■ **WRITTEN EXERCISE**
Take every line from the listing below that includes "houses" and copy it.

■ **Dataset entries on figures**
====

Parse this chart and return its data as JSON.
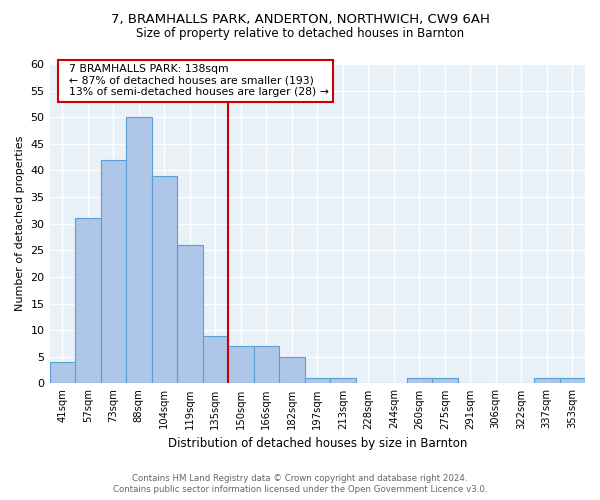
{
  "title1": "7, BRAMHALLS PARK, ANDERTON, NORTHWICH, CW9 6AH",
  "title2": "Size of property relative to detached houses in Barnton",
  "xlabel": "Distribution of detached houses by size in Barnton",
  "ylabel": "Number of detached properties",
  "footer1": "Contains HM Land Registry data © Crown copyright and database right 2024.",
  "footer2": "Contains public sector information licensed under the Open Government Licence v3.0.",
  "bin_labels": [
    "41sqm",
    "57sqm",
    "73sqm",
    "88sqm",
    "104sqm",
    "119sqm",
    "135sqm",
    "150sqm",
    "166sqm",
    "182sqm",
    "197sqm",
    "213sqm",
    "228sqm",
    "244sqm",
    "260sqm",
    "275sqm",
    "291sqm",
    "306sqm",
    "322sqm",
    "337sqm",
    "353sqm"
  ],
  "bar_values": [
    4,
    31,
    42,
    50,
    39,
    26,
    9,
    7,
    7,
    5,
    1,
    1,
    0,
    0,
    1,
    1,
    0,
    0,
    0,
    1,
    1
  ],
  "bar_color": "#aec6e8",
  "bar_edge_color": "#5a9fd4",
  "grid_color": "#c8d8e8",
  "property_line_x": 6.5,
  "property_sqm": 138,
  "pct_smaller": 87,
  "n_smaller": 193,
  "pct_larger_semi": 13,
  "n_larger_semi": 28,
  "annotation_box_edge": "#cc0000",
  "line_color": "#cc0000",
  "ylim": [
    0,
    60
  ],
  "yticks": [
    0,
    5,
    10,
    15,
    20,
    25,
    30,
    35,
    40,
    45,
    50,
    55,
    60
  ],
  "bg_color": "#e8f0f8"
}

====

■ **EXERCISE OUTPUT**
  "title2": "Size of property relative to detached houses in Barnton",
  "xlabel": "Distribution of detached houses by size in Barnton",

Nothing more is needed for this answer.